Exercise >> Pictures don't belong in the copy; print all the records exactly.
- - - - -
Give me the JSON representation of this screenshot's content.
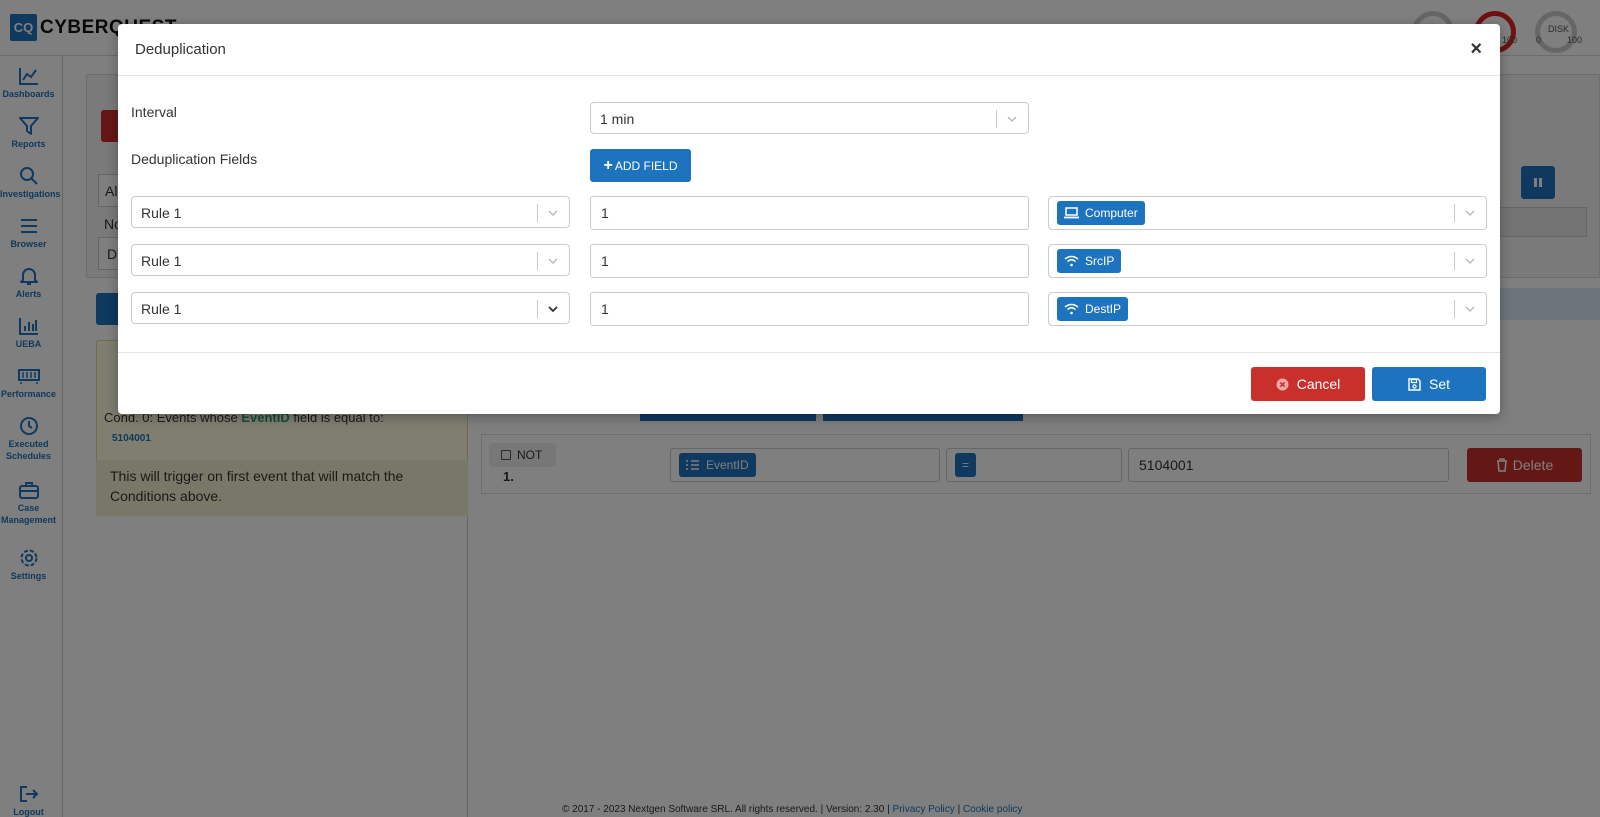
{
  "app": {
    "logo_abbr": "CQ",
    "logo_name": "CYBERQUEST"
  },
  "gauges": {
    "g1_max": "100",
    "disk_label": "DISK",
    "disk_min": "0",
    "disk_max": "100"
  },
  "sidebar": {
    "items": [
      {
        "label": "Dashboards",
        "icon": "chart-line-icon"
      },
      {
        "label": "Reports",
        "icon": "filter-icon"
      },
      {
        "label": "Investigations",
        "icon": "search-icon"
      },
      {
        "label": "Browser",
        "icon": "list-icon"
      },
      {
        "label": "Alerts",
        "icon": "bell-icon"
      },
      {
        "label": "UEBA",
        "icon": "bar-chart-icon"
      },
      {
        "label": "Performance",
        "icon": "memory-icon"
      },
      {
        "label": "Executed Schedules",
        "icon": "clock-icon"
      },
      {
        "label": "Case Management",
        "icon": "briefcase-icon"
      },
      {
        "label": "Settings",
        "icon": "gear-icon"
      },
      {
        "label": "Logout",
        "icon": "logout-icon"
      }
    ]
  },
  "background": {
    "frag_al": "Al",
    "frag_no": "No",
    "frag_d": "D",
    "condition": {
      "prefix": "Cond. 0: Events whose",
      "field": "EventID",
      "suffix": "field is equal to:",
      "value": "5104001",
      "description": "This will trigger on first event that will match the Conditions above."
    },
    "rule": {
      "not_label": "NOT",
      "number": "1.",
      "field_tag": "EventID",
      "operator_tag": "=",
      "value": "5104001",
      "delete_label": "Delete"
    },
    "footer": {
      "copyright": "© 2017 - 2023 Nextgen Software SRL. All rights reserved. | Version: 2.30 |",
      "privacy": "Privacy Policy",
      "sep": "|",
      "cookie": "Cookie policy"
    }
  },
  "modal": {
    "title": "Deduplication",
    "close": "×",
    "interval_label": "Interval",
    "interval_value": "1 min",
    "fields_label": "Deduplication Fields",
    "add_field_label": "ADD FIELD",
    "rows": [
      {
        "rule": "Rule 1",
        "count": "1",
        "field": "Computer",
        "field_icon": "laptop-icon"
      },
      {
        "rule": "Rule 1",
        "count": "1",
        "field": "SrcIP",
        "field_icon": "wifi-icon"
      },
      {
        "rule": "Rule 1",
        "count": "1",
        "field": "DestIP",
        "field_icon": "wifi-icon"
      }
    ],
    "cancel_label": "Cancel",
    "set_label": "Set"
  },
  "colors": {
    "primary": "#1e73be",
    "danger": "#c9302c"
  }
}
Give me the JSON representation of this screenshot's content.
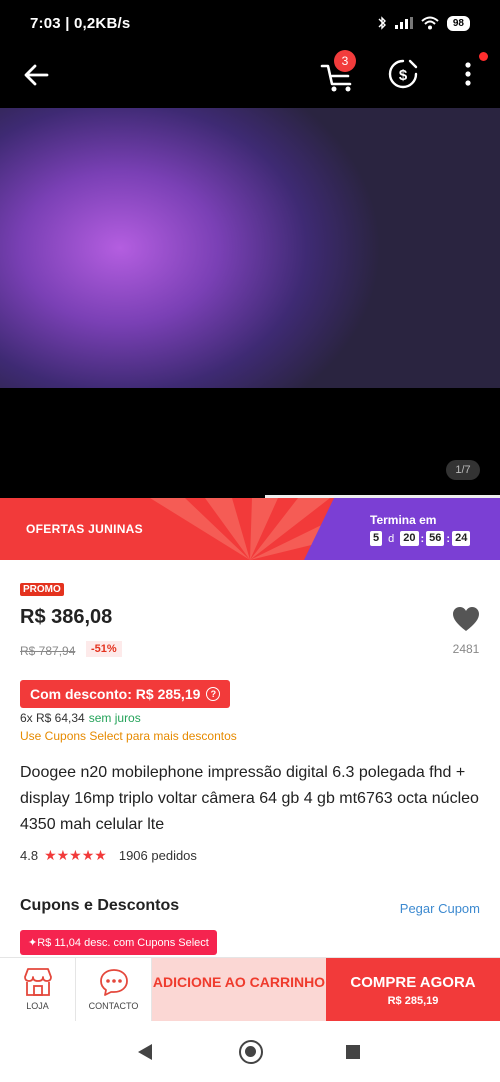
{
  "status_bar": {
    "time": "7:03",
    "speed": "0,2KB/s",
    "battery": "98"
  },
  "nav": {
    "cart_count": "3"
  },
  "gallery": {
    "counter": "1/7"
  },
  "promo": {
    "title": "OFERTAS JUNINAS",
    "ends_label": "Termina em",
    "countdown": {
      "days": "5",
      "days_unit": "d",
      "hours": "20",
      "minutes": "56",
      "seconds": "24"
    }
  },
  "product": {
    "promo_tag": "PROMO",
    "price": "R$ 386,08",
    "old_price": "R$ 787,94",
    "discount": "-51%",
    "wishlist_count": "2481",
    "coupon_price": "Com desconto: R$ 285,19",
    "installments": "6x R$ 64,34",
    "installments_note": "sem juros",
    "use_coupons": "Use Cupons Select para mais descontos",
    "title": "Doogee n20 mobilephone impressão digital 6.3 polegada fhd + display 16mp triplo voltar câmera 64 gb 4 gb mt6763 octa núcleo 4350 mah celular lte",
    "rating": "4.8",
    "stars": "★★★★★",
    "orders": "1906 pedidos"
  },
  "coupons": {
    "heading": "Cupons e Descontos",
    "get_coupon": "Pegar Cupom",
    "chip": "✦R$ 11,04 desc. com Cupons Select"
  },
  "action_bar": {
    "store_label": "LOJA",
    "contact_label": "CONTACTO",
    "add_to_cart": "ADICIONE AO CARRINHO",
    "buy_now": "COMPRE AGORA",
    "buy_price": "R$ 285,19"
  },
  "colors": {
    "accent": "#f23a3a",
    "purple": "#7b3fd4",
    "link": "#3d8ad0",
    "orange": "#e68a00",
    "green": "#24a35a"
  }
}
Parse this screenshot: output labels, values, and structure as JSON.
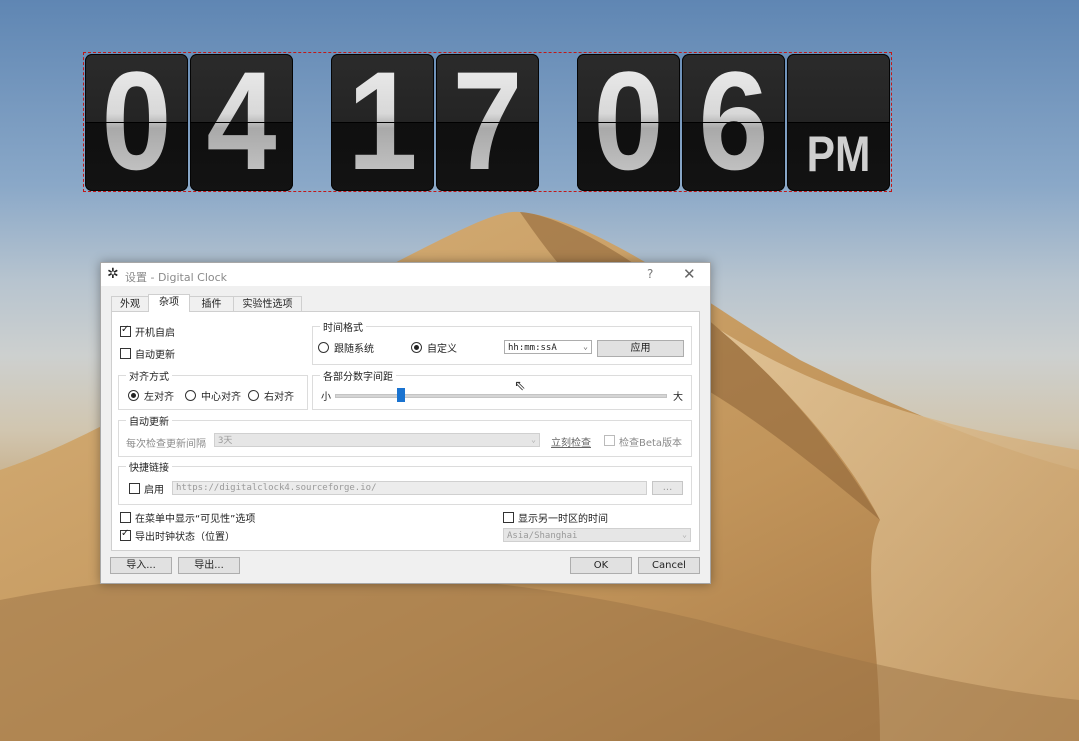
- - - - -
Output of the task >>
Give me the JSON representation of this screenshot's content.
{
  "app": {
    "logo_abbr": "CQ",
    "logo_name": "CYBERQUEST"
  },
  "gauges": {
    "g1_max": "100",
    "disk_label": "DISK",
    "disk_min": "0",
    "disk_max": "100"
  },
  "sidebar": {
    "items": [
      {
        "label": "Dashboards",
        "icon": "chart-line-icon"
      },
      {
        "label": "Reports",
        "icon": "filter-icon"
      },
      {
        "label": "Investigations",
        "icon": "search-icon"
      },
      {
        "label": "Browser",
        "icon": "list-icon"
      },
      {
        "label": "Alerts",
        "icon": "bell-icon"
      },
      {
        "label": "UEBA",
        "icon": "bar-chart-icon"
      },
      {
        "label": "Performance",
        "icon": "memory-icon"
      },
      {
        "label": "Executed Schedules",
        "icon": "clock-icon"
      },
      {
        "label": "Case Management",
        "icon": "briefcase-icon"
      },
      {
        "label": "Settings",
        "icon": "gear-icon"
      },
      {
        "label": "Logout",
        "icon": "logout-icon"
      }
    ]
  },
  "background": {
    "frag_al": "Al",
    "frag_no": "No",
    "frag_d": "D",
    "condition": {
      "prefix": "Cond. 0: Events whose",
      "field": "EventID",
      "suffix": "field is equal to:",
      "value": "5104001",
      "description": "This will trigger on first event that will match the Conditions above."
    },
    "rule": {
      "not_label": "NOT",
      "number": "1.",
      "field_tag": "EventID",
      "operator_tag": "=",
      "value": "5104001",
      "delete_label": "Delete"
    },
    "footer": {
      "copyright": "© 2017 - 2023 Nextgen Software SRL. All rights reserved. | Version: 2.30 |",
      "privacy": "Privacy Policy",
      "sep": "|",
      "cookie": "Cookie policy"
    }
  },
  "modal": {
    "title": "Deduplication",
    "close": "×",
    "interval_label": "Interval",
    "interval_value": "1 min",
    "fields_label": "Deduplication Fields",
    "add_field_label": "ADD FIELD",
    "rows": [
      {
        "rule": "Rule 1",
        "count": "1",
        "field": "Computer",
        "field_icon": "laptop-icon"
      },
      {
        "rule": "Rule 1",
        "count": "1",
        "field": "SrcIP",
        "field_icon": "wifi-icon"
      },
      {
        "rule": "Rule 1",
        "count": "1",
        "field": "DestIP",
        "field_icon": "wifi-icon"
      }
    ],
    "cancel_label": "Cancel",
    "set_label": "Set"
  },
  "colors": {
    "primary": "#1e73be",
    "danger": "#c9302c"
  }
}
Give me the JSON representation of this screenshot's content.
{
  "status_bar": {
    "time": "7:03",
    "speed": "0,2KB/s",
    "battery": "98"
  },
  "nav": {
    "cart_count": "3"
  },
  "gallery": {
    "counter": "1/7"
  },
  "promo": {
    "title": "OFERTAS JUNINAS",
    "ends_label": "Termina em",
    "countdown": {
      "days": "5",
      "days_unit": "d",
      "hours": "20",
      "minutes": "56",
      "seconds": "24"
    }
  },
  "product": {
    "promo_tag": "PROMO",
    "price": "R$ 386,08",
    "old_price": "R$ 787,94",
    "discount": "-51%",
    "wishlist_count": "2481",
    "coupon_price": "Com desconto: R$ 285,19",
    "installments": "6x R$ 64,34",
    "installments_note": "sem juros",
    "use_coupons": "Use Cupons Select para mais descontos",
    "title": "Doogee n20 mobilephone impressão digital 6.3 polegada fhd + display 16mp triplo voltar câmera 64 gb 4 gb mt6763 octa núcleo 4350 mah celular lte",
    "rating": "4.8",
    "stars": "★★★★★",
    "orders": "1906 pedidos"
  },
  "coupons": {
    "heading": "Cupons e Descontos",
    "get_coupon": "Pegar Cupom",
    "chip": "✦R$ 11,04 desc. com Cupons Select"
  },
  "action_bar": {
    "store_label": "LOJA",
    "contact_label": "CONTACTO",
    "add_to_cart": "ADICIONE AO CARRINHO",
    "buy_now": "COMPRE AGORA",
    "buy_price": "R$ 285,19"
  },
  "colors": {
    "accent": "#f23a3a",
    "purple": "#7b3fd4",
    "link": "#3d8ad0",
    "orange": "#e68a00",
    "green": "#24a35a"
  }
}
Parse this screenshot: output labels, values, and structure as JSON.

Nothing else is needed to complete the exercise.